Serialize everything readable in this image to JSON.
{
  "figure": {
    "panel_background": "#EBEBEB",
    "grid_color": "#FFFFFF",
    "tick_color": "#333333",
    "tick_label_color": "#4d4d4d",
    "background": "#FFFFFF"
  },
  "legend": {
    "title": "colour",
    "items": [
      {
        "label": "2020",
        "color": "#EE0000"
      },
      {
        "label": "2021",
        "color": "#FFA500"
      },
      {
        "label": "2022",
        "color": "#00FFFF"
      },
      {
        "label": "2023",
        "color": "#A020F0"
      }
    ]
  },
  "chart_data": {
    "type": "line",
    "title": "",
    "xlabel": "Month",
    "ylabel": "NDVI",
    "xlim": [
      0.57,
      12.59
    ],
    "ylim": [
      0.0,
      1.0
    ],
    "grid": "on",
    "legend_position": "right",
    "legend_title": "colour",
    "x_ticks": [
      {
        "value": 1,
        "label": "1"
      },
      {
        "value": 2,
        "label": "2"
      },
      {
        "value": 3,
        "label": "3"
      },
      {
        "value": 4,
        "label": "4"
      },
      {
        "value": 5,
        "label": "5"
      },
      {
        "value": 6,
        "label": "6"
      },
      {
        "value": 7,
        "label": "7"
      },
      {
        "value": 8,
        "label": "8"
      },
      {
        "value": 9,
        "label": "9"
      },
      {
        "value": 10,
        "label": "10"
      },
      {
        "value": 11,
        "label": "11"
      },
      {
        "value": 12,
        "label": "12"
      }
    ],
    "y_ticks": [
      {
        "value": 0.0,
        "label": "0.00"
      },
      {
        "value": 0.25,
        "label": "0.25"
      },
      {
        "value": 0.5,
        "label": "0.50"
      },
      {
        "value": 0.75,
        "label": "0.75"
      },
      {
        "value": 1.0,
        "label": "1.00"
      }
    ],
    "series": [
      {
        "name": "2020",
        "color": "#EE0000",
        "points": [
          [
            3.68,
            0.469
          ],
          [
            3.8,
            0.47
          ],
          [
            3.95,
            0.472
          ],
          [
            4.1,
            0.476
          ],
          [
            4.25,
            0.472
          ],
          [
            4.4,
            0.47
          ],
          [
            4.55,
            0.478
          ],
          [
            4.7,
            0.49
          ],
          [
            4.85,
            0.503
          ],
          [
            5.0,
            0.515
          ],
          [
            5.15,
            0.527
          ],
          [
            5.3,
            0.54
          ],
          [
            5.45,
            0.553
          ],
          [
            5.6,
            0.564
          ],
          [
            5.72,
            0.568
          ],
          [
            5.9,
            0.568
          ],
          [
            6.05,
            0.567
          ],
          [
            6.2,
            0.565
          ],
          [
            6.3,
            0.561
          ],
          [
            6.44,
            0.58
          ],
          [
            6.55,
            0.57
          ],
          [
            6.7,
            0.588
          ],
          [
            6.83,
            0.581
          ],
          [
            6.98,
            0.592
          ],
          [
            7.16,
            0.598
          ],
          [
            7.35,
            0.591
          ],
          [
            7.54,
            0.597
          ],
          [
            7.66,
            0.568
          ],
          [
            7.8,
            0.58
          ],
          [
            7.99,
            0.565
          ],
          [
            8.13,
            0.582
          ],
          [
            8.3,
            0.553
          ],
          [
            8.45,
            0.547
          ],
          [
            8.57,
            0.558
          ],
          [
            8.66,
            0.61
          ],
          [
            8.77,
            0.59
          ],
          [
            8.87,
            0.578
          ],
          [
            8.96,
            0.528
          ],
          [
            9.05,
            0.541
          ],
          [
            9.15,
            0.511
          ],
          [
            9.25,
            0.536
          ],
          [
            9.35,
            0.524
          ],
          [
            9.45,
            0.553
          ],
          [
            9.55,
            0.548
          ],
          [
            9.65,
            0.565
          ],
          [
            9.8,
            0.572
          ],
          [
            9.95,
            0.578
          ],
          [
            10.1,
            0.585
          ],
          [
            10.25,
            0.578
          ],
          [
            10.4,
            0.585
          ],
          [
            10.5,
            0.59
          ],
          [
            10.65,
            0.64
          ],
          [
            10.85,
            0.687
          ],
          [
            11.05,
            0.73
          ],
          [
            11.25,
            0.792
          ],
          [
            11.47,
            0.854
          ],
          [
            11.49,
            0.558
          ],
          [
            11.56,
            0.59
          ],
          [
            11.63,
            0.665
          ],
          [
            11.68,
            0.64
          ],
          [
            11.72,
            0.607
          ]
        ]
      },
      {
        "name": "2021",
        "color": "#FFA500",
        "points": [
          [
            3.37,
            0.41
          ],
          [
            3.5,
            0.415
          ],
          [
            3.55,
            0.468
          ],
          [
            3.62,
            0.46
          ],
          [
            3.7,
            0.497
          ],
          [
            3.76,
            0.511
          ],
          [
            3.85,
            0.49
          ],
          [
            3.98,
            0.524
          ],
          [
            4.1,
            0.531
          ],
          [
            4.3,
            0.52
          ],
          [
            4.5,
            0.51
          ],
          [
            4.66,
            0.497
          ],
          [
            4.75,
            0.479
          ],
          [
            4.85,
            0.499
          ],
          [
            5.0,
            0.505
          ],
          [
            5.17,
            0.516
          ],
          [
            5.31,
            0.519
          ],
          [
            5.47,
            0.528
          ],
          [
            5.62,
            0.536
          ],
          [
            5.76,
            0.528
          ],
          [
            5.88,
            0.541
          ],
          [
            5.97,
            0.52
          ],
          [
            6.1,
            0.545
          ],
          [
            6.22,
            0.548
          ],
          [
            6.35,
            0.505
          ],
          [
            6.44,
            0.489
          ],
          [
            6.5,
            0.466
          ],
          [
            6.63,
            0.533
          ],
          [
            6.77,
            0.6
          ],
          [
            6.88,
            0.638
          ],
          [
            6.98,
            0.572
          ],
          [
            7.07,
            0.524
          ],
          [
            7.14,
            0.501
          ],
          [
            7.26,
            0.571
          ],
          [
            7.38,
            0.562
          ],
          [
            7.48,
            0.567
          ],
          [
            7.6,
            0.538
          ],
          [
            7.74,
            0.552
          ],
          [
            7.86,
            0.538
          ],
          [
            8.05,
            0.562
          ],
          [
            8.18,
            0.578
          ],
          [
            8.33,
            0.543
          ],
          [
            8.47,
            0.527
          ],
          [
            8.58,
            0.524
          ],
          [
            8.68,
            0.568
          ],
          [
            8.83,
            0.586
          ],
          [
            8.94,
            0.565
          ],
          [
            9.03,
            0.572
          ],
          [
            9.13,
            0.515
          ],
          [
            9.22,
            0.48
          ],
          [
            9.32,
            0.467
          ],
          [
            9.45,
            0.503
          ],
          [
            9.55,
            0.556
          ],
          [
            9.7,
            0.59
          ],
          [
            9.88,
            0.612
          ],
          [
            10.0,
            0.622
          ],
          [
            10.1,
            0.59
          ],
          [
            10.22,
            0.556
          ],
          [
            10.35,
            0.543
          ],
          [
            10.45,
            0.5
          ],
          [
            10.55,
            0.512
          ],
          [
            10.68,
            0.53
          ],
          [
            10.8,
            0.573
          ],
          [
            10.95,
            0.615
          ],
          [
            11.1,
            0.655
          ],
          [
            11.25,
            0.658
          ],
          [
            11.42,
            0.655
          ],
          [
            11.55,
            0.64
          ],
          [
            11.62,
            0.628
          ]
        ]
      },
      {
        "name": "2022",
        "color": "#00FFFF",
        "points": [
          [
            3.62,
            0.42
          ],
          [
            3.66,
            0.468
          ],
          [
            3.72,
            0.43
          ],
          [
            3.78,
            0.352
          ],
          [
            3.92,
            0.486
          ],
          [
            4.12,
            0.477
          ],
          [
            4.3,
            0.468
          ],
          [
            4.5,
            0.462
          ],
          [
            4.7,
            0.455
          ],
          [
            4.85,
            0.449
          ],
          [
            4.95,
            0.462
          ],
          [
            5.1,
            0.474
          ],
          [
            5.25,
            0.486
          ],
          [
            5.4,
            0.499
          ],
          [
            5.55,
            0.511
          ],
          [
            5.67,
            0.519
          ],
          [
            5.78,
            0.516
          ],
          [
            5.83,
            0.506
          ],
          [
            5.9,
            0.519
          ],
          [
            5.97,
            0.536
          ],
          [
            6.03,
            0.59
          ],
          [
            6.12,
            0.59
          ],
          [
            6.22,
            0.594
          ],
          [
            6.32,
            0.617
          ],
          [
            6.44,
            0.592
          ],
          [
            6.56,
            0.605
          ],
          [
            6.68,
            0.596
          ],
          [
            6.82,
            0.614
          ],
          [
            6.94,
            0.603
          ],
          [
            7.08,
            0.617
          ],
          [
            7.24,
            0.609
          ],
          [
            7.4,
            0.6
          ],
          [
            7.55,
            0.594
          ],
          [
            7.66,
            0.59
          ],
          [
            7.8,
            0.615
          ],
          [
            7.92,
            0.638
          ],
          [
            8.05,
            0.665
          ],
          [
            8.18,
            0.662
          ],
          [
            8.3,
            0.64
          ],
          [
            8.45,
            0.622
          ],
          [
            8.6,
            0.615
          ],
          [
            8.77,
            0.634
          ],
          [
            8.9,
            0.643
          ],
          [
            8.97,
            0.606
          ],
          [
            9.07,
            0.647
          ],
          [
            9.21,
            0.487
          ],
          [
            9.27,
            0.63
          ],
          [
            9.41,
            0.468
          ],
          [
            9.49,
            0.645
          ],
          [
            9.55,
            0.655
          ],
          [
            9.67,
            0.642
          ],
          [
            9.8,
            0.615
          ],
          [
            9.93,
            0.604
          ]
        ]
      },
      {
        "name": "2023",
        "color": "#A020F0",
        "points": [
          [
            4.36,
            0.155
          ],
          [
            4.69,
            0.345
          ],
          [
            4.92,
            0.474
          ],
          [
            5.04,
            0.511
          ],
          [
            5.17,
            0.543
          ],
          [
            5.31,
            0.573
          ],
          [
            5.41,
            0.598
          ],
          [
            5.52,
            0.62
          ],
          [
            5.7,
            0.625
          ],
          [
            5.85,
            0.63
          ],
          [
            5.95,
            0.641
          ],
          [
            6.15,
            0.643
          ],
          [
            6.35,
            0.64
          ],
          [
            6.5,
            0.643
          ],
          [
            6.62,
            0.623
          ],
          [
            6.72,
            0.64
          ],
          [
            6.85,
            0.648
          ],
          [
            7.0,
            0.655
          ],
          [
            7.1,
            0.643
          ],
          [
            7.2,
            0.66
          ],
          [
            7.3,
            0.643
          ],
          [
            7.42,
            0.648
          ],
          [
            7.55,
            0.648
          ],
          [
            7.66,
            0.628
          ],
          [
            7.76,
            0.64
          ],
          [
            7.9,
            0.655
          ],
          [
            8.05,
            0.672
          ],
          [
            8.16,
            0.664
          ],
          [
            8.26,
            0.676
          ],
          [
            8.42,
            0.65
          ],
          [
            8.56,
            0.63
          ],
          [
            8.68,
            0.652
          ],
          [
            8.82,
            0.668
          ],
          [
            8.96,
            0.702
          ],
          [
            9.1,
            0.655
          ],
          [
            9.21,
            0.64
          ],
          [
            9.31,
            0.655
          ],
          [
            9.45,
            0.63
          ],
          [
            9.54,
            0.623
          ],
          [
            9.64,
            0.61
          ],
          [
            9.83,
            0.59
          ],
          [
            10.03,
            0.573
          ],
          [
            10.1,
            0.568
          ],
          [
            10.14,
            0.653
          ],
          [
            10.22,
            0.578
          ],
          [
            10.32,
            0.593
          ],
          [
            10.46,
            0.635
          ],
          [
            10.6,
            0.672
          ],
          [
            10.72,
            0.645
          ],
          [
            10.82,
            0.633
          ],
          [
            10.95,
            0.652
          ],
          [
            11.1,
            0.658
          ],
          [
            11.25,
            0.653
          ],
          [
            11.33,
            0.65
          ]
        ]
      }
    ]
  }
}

* * *

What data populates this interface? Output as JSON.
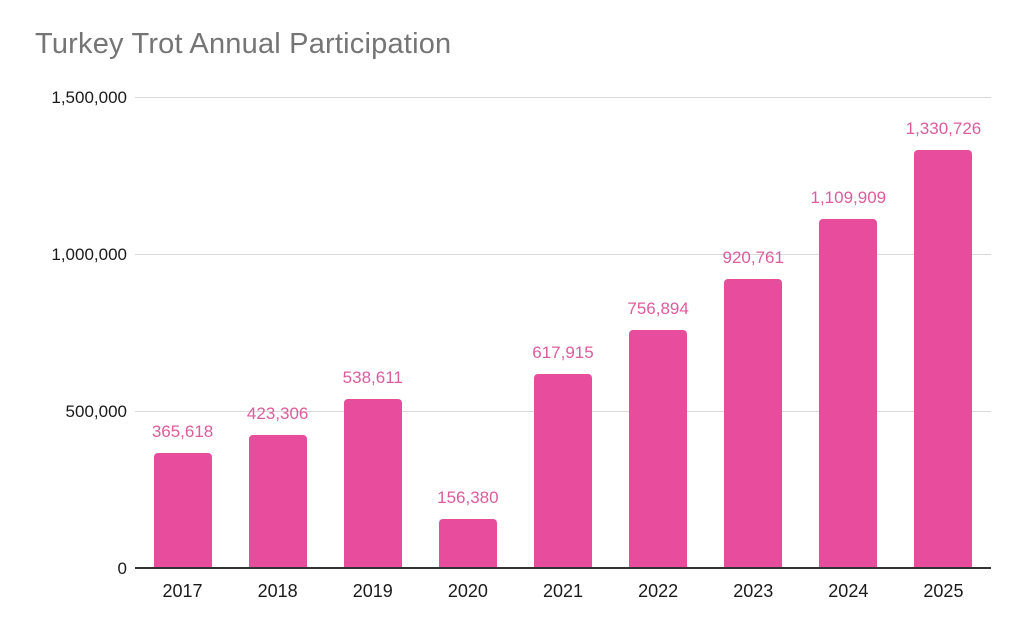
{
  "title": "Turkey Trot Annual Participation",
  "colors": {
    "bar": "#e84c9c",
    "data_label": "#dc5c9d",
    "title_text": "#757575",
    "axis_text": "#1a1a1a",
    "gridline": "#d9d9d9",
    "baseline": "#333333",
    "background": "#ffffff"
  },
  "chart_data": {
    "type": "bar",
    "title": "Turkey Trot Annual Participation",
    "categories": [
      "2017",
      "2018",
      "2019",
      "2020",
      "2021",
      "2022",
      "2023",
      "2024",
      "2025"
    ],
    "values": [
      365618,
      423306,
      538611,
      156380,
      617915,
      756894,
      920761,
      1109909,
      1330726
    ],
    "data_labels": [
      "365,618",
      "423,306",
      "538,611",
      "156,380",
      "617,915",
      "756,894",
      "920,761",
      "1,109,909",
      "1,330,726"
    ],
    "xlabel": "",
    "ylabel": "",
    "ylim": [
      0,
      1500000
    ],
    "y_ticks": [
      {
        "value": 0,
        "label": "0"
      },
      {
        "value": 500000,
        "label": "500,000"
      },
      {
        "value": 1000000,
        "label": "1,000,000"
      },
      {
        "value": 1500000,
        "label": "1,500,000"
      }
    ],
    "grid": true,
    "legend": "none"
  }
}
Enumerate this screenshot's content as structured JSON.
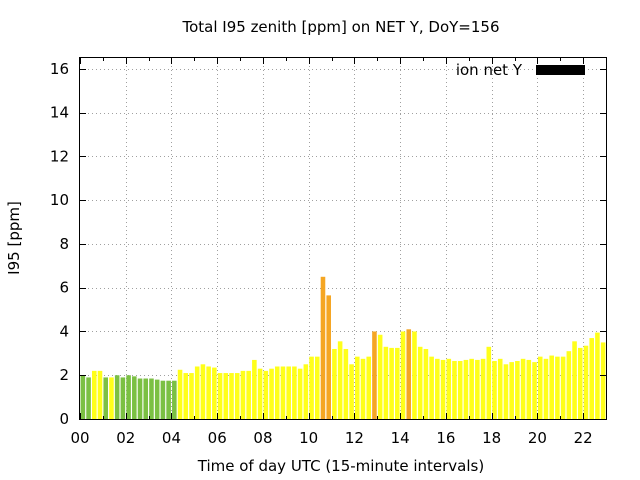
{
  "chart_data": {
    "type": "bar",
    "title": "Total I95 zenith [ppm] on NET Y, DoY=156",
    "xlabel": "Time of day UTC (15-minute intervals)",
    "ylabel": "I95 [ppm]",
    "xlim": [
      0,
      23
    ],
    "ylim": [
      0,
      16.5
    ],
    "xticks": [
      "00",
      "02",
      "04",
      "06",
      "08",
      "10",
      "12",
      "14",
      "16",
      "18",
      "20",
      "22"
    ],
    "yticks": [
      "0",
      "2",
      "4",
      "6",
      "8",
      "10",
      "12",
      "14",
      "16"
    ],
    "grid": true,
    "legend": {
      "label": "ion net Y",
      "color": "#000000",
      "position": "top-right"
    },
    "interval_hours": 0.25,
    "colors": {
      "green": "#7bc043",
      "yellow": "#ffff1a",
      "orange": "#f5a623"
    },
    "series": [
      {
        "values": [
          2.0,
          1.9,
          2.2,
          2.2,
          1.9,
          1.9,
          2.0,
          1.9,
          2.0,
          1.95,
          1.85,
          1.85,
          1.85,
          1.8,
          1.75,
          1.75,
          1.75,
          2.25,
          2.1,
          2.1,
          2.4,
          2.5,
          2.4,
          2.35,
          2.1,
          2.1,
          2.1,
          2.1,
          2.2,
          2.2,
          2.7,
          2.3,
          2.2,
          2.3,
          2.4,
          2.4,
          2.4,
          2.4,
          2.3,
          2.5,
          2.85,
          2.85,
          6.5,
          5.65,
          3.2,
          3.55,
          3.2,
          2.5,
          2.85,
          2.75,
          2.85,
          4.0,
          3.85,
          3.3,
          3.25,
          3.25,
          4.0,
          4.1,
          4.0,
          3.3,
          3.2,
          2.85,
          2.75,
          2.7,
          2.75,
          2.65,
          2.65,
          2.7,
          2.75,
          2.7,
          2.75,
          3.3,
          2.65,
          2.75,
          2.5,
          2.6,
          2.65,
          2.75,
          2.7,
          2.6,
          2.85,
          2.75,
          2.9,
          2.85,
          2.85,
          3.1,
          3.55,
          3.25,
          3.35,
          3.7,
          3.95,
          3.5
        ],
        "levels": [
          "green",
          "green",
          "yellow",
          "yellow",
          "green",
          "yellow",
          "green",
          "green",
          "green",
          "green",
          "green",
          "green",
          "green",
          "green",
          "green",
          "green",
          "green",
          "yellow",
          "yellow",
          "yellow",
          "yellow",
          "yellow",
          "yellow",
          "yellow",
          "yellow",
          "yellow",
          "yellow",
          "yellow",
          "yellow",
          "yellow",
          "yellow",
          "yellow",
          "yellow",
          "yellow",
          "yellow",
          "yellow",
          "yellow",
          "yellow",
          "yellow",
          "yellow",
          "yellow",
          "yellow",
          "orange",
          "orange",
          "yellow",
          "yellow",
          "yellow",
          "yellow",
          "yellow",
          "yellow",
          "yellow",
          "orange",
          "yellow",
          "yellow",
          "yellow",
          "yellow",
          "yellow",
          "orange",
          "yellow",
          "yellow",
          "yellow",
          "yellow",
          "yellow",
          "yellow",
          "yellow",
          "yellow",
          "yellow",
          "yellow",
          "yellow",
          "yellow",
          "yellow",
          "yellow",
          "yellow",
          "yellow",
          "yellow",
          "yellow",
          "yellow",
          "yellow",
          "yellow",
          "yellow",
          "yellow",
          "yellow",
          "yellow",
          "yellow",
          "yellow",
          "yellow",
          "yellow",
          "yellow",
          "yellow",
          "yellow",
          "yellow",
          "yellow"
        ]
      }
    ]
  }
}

Task requirements:
Gather each line of the listing that holds the string "JSON".

Solution below:
Serialize everything readable in this image to JSON.
What data populates this interface? Output as JSON.
Enumerate this screenshot's content as structured JSON.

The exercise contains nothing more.